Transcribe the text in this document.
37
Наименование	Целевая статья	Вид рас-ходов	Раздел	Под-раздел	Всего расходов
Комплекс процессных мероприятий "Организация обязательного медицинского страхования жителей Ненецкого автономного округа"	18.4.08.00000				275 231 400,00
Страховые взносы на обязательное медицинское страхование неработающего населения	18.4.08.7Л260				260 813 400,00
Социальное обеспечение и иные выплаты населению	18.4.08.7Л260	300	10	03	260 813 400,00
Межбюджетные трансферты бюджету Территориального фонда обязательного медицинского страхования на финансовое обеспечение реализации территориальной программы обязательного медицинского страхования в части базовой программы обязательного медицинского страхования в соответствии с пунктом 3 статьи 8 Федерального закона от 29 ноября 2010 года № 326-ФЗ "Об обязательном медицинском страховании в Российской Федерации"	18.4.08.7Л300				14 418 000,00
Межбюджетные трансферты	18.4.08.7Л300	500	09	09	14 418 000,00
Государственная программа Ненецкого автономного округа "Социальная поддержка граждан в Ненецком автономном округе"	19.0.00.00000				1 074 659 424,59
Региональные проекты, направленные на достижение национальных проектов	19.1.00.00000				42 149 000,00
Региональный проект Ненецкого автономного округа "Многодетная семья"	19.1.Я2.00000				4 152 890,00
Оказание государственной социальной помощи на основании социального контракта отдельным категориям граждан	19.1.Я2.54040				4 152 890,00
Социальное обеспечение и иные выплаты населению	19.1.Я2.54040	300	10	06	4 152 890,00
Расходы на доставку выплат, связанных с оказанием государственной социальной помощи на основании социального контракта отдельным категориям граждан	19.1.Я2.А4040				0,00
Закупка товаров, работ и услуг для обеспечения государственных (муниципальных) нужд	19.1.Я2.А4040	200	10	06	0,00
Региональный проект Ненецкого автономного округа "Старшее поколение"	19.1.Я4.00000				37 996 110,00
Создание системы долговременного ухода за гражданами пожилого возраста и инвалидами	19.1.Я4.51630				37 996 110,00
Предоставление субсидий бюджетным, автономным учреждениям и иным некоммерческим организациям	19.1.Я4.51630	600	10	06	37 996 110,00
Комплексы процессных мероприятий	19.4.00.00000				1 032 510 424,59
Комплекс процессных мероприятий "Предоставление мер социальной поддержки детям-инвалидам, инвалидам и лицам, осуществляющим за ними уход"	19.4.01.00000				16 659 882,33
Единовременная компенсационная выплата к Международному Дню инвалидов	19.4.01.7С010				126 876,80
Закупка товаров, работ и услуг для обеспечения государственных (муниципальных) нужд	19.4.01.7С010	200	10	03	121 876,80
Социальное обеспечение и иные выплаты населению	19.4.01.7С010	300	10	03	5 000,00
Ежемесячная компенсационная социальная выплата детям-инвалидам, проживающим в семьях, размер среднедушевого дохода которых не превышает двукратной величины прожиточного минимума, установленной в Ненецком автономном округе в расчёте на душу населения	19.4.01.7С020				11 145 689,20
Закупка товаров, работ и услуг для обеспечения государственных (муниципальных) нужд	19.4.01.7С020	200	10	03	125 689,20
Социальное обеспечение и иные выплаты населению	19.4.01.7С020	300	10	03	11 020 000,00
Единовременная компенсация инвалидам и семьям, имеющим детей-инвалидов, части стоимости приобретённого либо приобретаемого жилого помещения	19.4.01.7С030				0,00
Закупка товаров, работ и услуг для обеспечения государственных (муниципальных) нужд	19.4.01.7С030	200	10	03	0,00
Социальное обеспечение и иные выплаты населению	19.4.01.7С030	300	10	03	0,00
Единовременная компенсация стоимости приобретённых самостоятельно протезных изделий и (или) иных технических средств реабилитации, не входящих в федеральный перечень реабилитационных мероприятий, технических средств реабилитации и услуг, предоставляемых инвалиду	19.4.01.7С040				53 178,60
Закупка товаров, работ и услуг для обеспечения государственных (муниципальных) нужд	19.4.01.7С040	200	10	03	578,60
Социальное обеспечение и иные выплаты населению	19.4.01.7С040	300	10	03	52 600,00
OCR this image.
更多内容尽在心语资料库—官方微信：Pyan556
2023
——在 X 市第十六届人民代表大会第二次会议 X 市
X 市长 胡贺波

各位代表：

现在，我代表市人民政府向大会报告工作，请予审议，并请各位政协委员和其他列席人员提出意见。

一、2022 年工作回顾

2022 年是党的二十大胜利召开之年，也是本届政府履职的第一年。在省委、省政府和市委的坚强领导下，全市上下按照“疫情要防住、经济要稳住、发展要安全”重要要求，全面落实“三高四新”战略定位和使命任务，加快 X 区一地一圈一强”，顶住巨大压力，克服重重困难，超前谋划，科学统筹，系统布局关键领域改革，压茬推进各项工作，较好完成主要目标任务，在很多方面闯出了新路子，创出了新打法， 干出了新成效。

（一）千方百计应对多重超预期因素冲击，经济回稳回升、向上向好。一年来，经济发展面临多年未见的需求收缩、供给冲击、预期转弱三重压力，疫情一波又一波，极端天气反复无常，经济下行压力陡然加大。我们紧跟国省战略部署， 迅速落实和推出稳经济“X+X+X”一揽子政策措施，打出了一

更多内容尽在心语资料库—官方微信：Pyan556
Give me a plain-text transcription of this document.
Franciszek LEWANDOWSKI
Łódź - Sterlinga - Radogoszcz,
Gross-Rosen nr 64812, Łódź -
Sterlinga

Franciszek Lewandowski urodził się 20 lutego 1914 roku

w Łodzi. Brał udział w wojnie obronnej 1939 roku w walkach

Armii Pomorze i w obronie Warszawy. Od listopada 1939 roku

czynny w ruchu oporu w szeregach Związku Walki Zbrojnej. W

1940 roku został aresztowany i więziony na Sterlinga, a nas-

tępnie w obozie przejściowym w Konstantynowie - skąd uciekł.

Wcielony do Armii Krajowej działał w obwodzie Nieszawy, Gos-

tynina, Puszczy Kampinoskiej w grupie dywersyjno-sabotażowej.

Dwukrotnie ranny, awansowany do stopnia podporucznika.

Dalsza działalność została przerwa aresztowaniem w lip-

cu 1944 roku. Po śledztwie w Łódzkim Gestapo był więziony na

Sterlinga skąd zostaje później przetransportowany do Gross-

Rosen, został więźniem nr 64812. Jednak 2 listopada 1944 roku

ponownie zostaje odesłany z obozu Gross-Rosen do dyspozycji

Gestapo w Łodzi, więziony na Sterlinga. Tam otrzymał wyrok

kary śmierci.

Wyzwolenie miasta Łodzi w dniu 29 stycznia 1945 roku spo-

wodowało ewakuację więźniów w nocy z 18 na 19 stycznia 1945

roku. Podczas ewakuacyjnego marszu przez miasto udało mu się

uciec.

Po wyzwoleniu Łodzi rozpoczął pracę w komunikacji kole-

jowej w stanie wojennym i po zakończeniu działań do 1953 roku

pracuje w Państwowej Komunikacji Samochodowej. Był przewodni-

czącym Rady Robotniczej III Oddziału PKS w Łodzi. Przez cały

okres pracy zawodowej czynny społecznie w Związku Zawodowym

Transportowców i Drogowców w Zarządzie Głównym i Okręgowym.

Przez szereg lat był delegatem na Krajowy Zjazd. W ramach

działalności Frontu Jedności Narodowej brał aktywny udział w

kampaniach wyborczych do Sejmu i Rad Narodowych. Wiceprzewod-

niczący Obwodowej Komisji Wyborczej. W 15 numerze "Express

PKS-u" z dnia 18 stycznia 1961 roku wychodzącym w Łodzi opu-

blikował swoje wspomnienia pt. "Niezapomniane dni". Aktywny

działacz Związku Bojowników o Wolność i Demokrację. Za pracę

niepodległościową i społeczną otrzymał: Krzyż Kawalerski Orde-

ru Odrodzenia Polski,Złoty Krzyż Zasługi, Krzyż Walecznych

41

------------------------------------------------------------

— Task statement —
Set down the entries above again, word for word.

— Written answer —
Transcribe the text in this document.
37
Наименование	Целевая статья	Вид рас-ходов	Раздел	Под-раздел	Всего расходов
Комплекс процессных мероприятий "Организация обязательного медицинского страхования жителей Ненецкого автономного округа"	18.4.08.00000				275 231 400,00
Страховые взносы на обязательное медицинское страхование неработающего населения	18.4.08.7Л260				260 813 400,00
Социальное обеспечение и иные выплаты населению	18.4.08.7Л260	300	10	03	260 813 400,00
Межбюджетные трансферты бюджету Территориального фонда обязательного медицинского страхования на финансовое обеспечение реализации территориальной программы обязательного медицинского страхования в части базовой программы обязательного медицинского страхования в соответствии с пунктом 3 статьи 8 Федерального закона от 29 ноября 2010 года № 326-ФЗ "Об обязательном медицинском страховании в Российской Федерации"	18.4.08.7Л300				14 418 000,00
Межбюджетные трансферты	18.4.08.7Л300	500	09	09	14 418 000,00
Государственная программа Ненецкого автономного округа "Социальная поддержка граждан в Ненецком автономном округе"	19.0.00.00000				1 074 659 424,59
Региональные проекты, направленные на достижение национальных проектов	19.1.00.00000				42 149 000,00
Региональный проект Ненецкого автономного округа "Многодетная семья"	19.1.Я2.00000				4 152 890,00
Оказание государственной социальной помощи на основании социального контракта отдельным категориям граждан	19.1.Я2.54040				4 152 890,00
Социальное обеспечение и иные выплаты населению	19.1.Я2.54040	300	10	06	4 152 890,00
Расходы на доставку выплат, связанных с оказанием государственной социальной помощи на основании социального контракта отдельным категориям граждан	19.1.Я2.А4040				0,00
Закупка товаров, работ и услуг для обеспечения государственных (муниципальных) нужд	19.1.Я2.А4040	200	10	06	0,00
Региональный проект Ненецкого автономного округа "Старшее поколение"	19.1.Я4.00000				37 996 110,00
Создание системы долговременного ухода за гражданами пожилого возраста и инвалидами	19.1.Я4.51630				37 996 110,00
Предоставление субсидий бюджетным, автономным учреждениям и иным некоммерческим организациям	19.1.Я4.51630	600	10	06	37 996 110,00
Комплексы процессных мероприятий	19.4.00.00000				1 032 510 424,59
Комплекс процессных мероприятий "Предоставление мер социальной поддержки детям-инвалидам, инвалидам и лицам, осуществляющим за ними уход"	19.4.01.00000				16 659 882,33
Единовременная компенсационная выплата к Международному Дню инвалидов	19.4.01.7С010				126 876,80
Закупка товаров, работ и услуг для обеспечения государственных (муниципальных) нужд	19.4.01.7С010	200	10	03	121 876,80
Социальное обеспечение и иные выплаты населению	19.4.01.7С010	300	10	03	5 000,00
Ежемесячная компенсационная социальная выплата детям-инвалидам, проживающим в семьях, размер среднедушевого дохода которых не превышает двукратной величины прожиточного минимума, установленной в Ненецком автономном округе в расчёте на душу населения	19.4.01.7С020				11 145 689,20
Закупка товаров, работ и услуг для обеспечения государственных (муниципальных) нужд	19.4.01.7С020	200	10	03	125 689,20
Социальное обеспечение и иные выплаты населению	19.4.01.7С020	300	10	03	11 020 000,00
Единовременная компенсация инвалидам и семьям, имеющим детей-инвалидов, части стоимости приобретённого либо приобретаемого жилого помещения	19.4.01.7С030				0,00
Закупка товаров, работ и услуг для обеспечения государственных (муниципальных) нужд	19.4.01.7С030	200	10	03	0,00
Социальное обеспечение и иные выплаты населению	19.4.01.7С030	300	10	03	0,00
Единовременная компенсация стоимости приобретённых самостоятельно протезных изделий и (или) иных технических средств реабилитации, не входящих в федеральный перечень реабилитационных мероприятий, технических средств реабилитации и услуг, предоставляемых инвалиду	19.4.01.7С040				53 178,60
Закупка товаров, работ и услуг для обеспечения государственных (муниципальных) нужд	19.4.01.7С040	200	10	03	578,60
Социальное обеспечение и иные выплаты населению	19.4.01.7С040	300	10	03	52 600,00
OCR this image.
更多内容尽在心语资料库—官方微信：Pyan556
2023
——在 X 市第十六届人民代表大会第二次会议 X 市
X 市长 胡贺波

各位代表：

现在，我代表市人民政府向大会报告工作，请予审议，并请各位政协委员和其他列席人员提出意见。

一、2022 年工作回顾

2022 年是党的二十大胜利召开之年，也是本届政府履职的第一年。在省委、省政府和市委的坚强领导下，全市上下按照“疫情要防住、经济要稳住、发展要安全”重要要求，全面落实“三高四新”战略定位和使命任务，加快 X 区一地一圈一强”，顶住巨大压力，克服重重困难，超前谋划，科学统筹，系统布局关键领域改革，压茬推进各项工作，较好完成主要目标任务，在很多方面闯出了新路子，创出了新打法， 干出了新成效。

（一）千方百计应对多重超预期因素冲击，经济回稳回升、向上向好。一年来，经济发展面临多年未见的需求收缩、供给冲击、预期转弱三重压力，疫情一波又一波，极端天气反复无常，经济下行压力陡然加大。我们紧跟国省战略部署， 迅速落实和推出稳经济“X+X+X”一揽子政策措施，打出了一

更多内容尽在心语资料库—官方微信：Pyan556
Give me a plain-text transcription of this document.
Franciszek LEWANDOWSKI
Łódź - Sterlinga - Radogoszcz,
Gross-Rosen nr 64812, Łódź -
Sterlinga

Franciszek Lewandowski urodził się 20 lutego 1914 roku

w Łodzi. Brał udział w wojnie obronnej 1939 roku w walkach

Armii Pomorze i w obronie Warszawy. Od listopada 1939 roku

czynny w ruchu oporu w szeregach Związku Walki Zbrojnej. W

1940 roku został aresztowany i więziony na Sterlinga, a nas-

tępnie w obozie przejściowym w Konstantynowie - skąd uciekł.

Wcielony do Armii Krajowej działał w obwodzie Nieszawy, Gos-

tynina, Puszczy Kampinoskiej w grupie dywersyjno-sabotażowej.

Dwukrotnie ranny, awansowany do stopnia podporucznika.

Dalsza działalność została przerwa aresztowaniem w lip-

cu 1944 roku. Po śledztwie w Łódzkim Gestapo był więziony na

Sterlinga skąd zostaje później przetransportowany do Gross-

Rosen, został więźniem nr 64812. Jednak 2 listopada 1944 roku

ponownie zostaje odesłany z obozu Gross-Rosen do dyspozycji

Gestapo w Łodzi, więziony na Sterlinga. Tam otrzymał wyrok

kary śmierci.

Wyzwolenie miasta Łodzi w dniu 29 stycznia 1945 roku spo-

wodowało ewakuację więźniów w nocy z 18 na 19 stycznia 1945

roku. Podczas ewakuacyjnego marszu przez miasto udało mu się

uciec.

Po wyzwoleniu Łodzi rozpoczął pracę w komunikacji kole-

jowej w stanie wojennym i po zakończeniu działań do 1953 roku

pracuje w Państwowej Komunikacji Samochodowej. Był przewodni-

czącym Rady Robotniczej III Oddziału PKS w Łodzi. Przez cały

okres pracy zawodowej czynny społecznie w Związku Zawodowym

Transportowców i Drogowców w Zarządzie Głównym i Okręgowym.

Przez szereg lat był delegatem na Krajowy Zjazd. W ramach

działalności Frontu Jedności Narodowej brał aktywny udział w

kampaniach wyborczych do Sejmu i Rad Narodowych. Wiceprzewod-

niczący Obwodowej Komisji Wyborczej. W 15 numerze "Express

PKS-u" z dnia 18 stycznia 1961 roku wychodzącym w Łodzi opu-

blikował swoje wspomnienia pt. "Niezapomniane dni". Aktywny

działacz Związku Bojowników o Wolność i Demokrację. Za pracę

niepodległościową i społeczną otrzymał: Krzyż Kawalerski Orde-

ru Odrodzenia Polski,Złoty Krzyż Zasługi, Krzyż Walecznych

41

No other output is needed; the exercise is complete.